**RECORDS:**
+ + + + +

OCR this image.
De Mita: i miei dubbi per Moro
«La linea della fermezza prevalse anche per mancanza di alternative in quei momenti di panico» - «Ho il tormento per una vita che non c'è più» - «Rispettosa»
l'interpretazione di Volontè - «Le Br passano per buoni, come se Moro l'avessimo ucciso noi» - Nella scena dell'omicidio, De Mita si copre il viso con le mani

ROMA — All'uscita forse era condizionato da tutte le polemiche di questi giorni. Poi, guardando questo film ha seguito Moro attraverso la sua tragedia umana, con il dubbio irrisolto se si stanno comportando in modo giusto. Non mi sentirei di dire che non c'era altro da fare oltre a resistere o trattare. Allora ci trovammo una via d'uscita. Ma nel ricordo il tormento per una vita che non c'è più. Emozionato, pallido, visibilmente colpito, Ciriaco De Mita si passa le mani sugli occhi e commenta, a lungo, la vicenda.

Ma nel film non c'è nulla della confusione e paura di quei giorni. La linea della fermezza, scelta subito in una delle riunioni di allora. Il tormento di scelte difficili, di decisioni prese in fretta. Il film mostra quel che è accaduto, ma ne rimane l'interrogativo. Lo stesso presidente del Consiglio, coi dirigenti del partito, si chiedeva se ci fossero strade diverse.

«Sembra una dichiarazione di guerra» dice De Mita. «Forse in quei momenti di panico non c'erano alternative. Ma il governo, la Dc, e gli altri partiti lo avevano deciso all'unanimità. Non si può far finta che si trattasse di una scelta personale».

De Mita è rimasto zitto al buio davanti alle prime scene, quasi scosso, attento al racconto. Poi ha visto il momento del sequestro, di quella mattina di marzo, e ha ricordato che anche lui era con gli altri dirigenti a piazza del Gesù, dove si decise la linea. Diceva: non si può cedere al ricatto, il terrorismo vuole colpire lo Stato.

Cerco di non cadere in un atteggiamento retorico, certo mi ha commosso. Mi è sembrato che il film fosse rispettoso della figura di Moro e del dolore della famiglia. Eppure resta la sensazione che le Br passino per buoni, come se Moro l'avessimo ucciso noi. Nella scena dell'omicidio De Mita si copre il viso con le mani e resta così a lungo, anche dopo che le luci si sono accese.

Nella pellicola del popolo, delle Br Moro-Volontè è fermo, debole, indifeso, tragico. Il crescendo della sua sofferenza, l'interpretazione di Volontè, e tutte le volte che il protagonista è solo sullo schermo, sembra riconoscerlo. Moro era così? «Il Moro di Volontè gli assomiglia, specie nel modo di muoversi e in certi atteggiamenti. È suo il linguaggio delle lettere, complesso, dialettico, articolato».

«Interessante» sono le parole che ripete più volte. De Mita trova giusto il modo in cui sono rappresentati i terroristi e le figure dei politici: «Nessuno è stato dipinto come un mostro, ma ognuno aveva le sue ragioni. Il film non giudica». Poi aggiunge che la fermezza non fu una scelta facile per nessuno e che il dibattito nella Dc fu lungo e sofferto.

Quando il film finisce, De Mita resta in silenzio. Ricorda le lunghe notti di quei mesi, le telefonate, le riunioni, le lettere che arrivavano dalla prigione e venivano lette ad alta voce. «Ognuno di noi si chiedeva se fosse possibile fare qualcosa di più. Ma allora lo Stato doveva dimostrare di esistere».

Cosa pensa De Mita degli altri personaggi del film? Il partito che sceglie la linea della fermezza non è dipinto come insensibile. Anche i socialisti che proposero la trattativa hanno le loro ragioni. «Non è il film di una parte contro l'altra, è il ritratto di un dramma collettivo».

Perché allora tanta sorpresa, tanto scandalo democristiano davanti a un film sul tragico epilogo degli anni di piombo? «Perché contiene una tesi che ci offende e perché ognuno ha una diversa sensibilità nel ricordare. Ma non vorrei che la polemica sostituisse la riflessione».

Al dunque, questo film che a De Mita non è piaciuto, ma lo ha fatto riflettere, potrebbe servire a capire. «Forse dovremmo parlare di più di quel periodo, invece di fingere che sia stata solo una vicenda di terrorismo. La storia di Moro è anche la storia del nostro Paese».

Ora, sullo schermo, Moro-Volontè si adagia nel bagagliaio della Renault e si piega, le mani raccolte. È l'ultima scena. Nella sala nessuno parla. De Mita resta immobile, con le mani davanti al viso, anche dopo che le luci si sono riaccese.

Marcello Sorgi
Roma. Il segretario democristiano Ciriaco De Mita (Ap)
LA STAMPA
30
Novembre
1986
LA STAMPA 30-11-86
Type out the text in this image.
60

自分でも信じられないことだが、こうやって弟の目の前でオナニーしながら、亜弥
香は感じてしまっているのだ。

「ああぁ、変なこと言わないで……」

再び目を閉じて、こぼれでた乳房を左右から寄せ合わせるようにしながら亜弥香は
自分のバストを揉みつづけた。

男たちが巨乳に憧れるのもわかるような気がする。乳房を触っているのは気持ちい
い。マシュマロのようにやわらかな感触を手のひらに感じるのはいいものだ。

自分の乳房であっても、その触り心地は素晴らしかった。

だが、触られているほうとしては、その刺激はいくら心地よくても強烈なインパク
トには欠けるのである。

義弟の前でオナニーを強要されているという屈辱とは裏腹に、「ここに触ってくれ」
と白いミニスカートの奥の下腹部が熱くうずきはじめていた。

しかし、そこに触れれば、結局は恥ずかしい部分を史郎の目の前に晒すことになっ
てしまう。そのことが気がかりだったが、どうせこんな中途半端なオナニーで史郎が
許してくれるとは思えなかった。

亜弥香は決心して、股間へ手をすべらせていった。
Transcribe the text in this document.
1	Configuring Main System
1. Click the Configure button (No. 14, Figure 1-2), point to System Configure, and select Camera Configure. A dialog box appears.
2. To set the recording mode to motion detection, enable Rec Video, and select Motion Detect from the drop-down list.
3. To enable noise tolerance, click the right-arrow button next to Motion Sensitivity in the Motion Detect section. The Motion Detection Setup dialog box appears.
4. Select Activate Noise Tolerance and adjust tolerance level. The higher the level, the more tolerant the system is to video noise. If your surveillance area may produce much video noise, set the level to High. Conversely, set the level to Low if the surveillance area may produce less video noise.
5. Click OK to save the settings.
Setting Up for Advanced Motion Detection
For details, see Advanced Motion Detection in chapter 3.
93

+ + + + +

**WRITTEN PROBLEM:** Copy out the whole listing exactly as written.

**ANSWER IN FULL:**
OCR this image.
De Mita: i miei dubbi per Moro
«La linea della fermezza prevalse anche per mancanza di alternative in quei momenti di panico» - «Ho il tormento per una vita che non c'è più» - «Rispettosa»
l'interpretazione di Volontè - «Le Br passano per buoni, come se Moro l'avessimo ucciso noi» - Nella scena dell'omicidio, De Mita si copre il viso con le mani

ROMA — All'uscita forse era condizionato da tutte le polemiche di questi giorni. Poi, guardando questo film ha seguito Moro attraverso la sua tragedia umana, con il dubbio irrisolto se si stanno comportando in modo giusto. Non mi sentirei di dire che non c'era altro da fare oltre a resistere o trattare. Allora ci trovammo una via d'uscita. Ma nel ricordo il tormento per una vita che non c'è più. Emozionato, pallido, visibilmente colpito, Ciriaco De Mita si passa le mani sugli occhi e commenta, a lungo, la vicenda.

Ma nel film non c'è nulla della confusione e paura di quei giorni. La linea della fermezza, scelta subito in una delle riunioni di allora. Il tormento di scelte difficili, di decisioni prese in fretta. Il film mostra quel che è accaduto, ma ne rimane l'interrogativo. Lo stesso presidente del Consiglio, coi dirigenti del partito, si chiedeva se ci fossero strade diverse.

«Sembra una dichiarazione di guerra» dice De Mita. «Forse in quei momenti di panico non c'erano alternative. Ma il governo, la Dc, e gli altri partiti lo avevano deciso all'unanimità. Non si può far finta che si trattasse di una scelta personale».

De Mita è rimasto zitto al buio davanti alle prime scene, quasi scosso, attento al racconto. Poi ha visto il momento del sequestro, di quella mattina di marzo, e ha ricordato che anche lui era con gli altri dirigenti a piazza del Gesù, dove si decise la linea. Diceva: non si può cedere al ricatto, il terrorismo vuole colpire lo Stato.

Cerco di non cadere in un atteggiamento retorico, certo mi ha commosso. Mi è sembrato che il film fosse rispettoso della figura di Moro e del dolore della famiglia. Eppure resta la sensazione che le Br passino per buoni, come se Moro l'avessimo ucciso noi. Nella scena dell'omicidio De Mita si copre il viso con le mani e resta così a lungo, anche dopo che le luci si sono accese.

Nella pellicola del popolo, delle Br Moro-Volontè è fermo, debole, indifeso, tragico. Il crescendo della sua sofferenza, l'interpretazione di Volontè, e tutte le volte che il protagonista è solo sullo schermo, sembra riconoscerlo. Moro era così? «Il Moro di Volontè gli assomiglia, specie nel modo di muoversi e in certi atteggiamenti. È suo il linguaggio delle lettere, complesso, dialettico, articolato».

«Interessante» sono le parole che ripete più volte. De Mita trova giusto il modo in cui sono rappresentati i terroristi e le figure dei politici: «Nessuno è stato dipinto come un mostro, ma ognuno aveva le sue ragioni. Il film non giudica». Poi aggiunge che la fermezza non fu una scelta facile per nessuno e che il dibattito nella Dc fu lungo e sofferto.

Quando il film finisce, De Mita resta in silenzio. Ricorda le lunghe notti di quei mesi, le telefonate, le riunioni, le lettere che arrivavano dalla prigione e venivano lette ad alta voce. «Ognuno di noi si chiedeva se fosse possibile fare qualcosa di più. Ma allora lo Stato doveva dimostrare di esistere».

Cosa pensa De Mita degli altri personaggi del film? Il partito che sceglie la linea della fermezza non è dipinto come insensibile. Anche i socialisti che proposero la trattativa hanno le loro ragioni. «Non è il film di una parte contro l'altra, è il ritratto di un dramma collettivo».

Perché allora tanta sorpresa, tanto scandalo democristiano davanti a un film sul tragico epilogo degli anni di piombo? «Perché contiene una tesi che ci offende e perché ognuno ha una diversa sensibilità nel ricordare. Ma non vorrei che la polemica sostituisse la riflessione».

Al dunque, questo film che a De Mita non è piaciuto, ma lo ha fatto riflettere, potrebbe servire a capire. «Forse dovremmo parlare di più di quel periodo, invece di fingere che sia stata solo una vicenda di terrorismo. La storia di Moro è anche la storia del nostro Paese».

Ora, sullo schermo, Moro-Volontè si adagia nel bagagliaio della Renault e si piega, le mani raccolte. È l'ultima scena. Nella sala nessuno parla. De Mita resta immobile, con le mani davanti al viso, anche dopo che le luci si sono riaccese.

Marcello Sorgi
Roma. Il segretario democristiano Ciriaco De Mita (Ap)
LA STAMPA
30
Novembre
1986
LA STAMPA 30-11-86
Type out the text in this image.
60

自分でも信じられないことだが、こうやって弟の目の前でオナニーしながら、亜弥
香は感じてしまっているのだ。

「ああぁ、変なこと言わないで……」

再び目を閉じて、こぼれでた乳房を左右から寄せ合わせるようにしながら亜弥香は
自分のバストを揉みつづけた。

男たちが巨乳に憧れるのもわかるような気がする。乳房を触っているのは気持ちい
い。マシュマロのようにやわらかな感触を手のひらに感じるのはいいものだ。

自分の乳房であっても、その触り心地は素晴らしかった。

だが、触られているほうとしては、その刺激はいくら心地よくても強烈なインパク
トには欠けるのである。

義弟の前でオナニーを強要されているという屈辱とは裏腹に、「ここに触ってくれ」
と白いミニスカートの奥の下腹部が熱くうずきはじめていた。

しかし、そこに触れれば、結局は恥ずかしい部分を史郎の目の前に晒すことになっ
てしまう。そのことが気がかりだったが、どうせこんな中途半端なオナニーで史郎が
許してくれるとは思えなかった。

亜弥香は決心して、股間へ手をすべらせていった。
Transcribe the text in this document.
1	Configuring Main System
1. Click the Configure button (No. 14, Figure 1-2), point to System Configure, and select Camera Configure. A dialog box appears.
2. To set the recording mode to motion detection, enable Rec Video, and select Motion Detect from the drop-down list.
3. To enable noise tolerance, click the right-arrow button next to Motion Sensitivity in the Motion Detect section. The Motion Detection Setup dialog box appears.
4. Select Activate Noise Tolerance and adjust tolerance level. The higher the level, the more tolerant the system is to video noise. If your surveillance area may produce much video noise, set the level to High. Conversely, set the level to Low if the surveillance area may produce less video noise.
5. Click OK to save the settings.
Setting Up for Advanced Motion Detection
For details, see Advanced Motion Detection in chapter 3.
93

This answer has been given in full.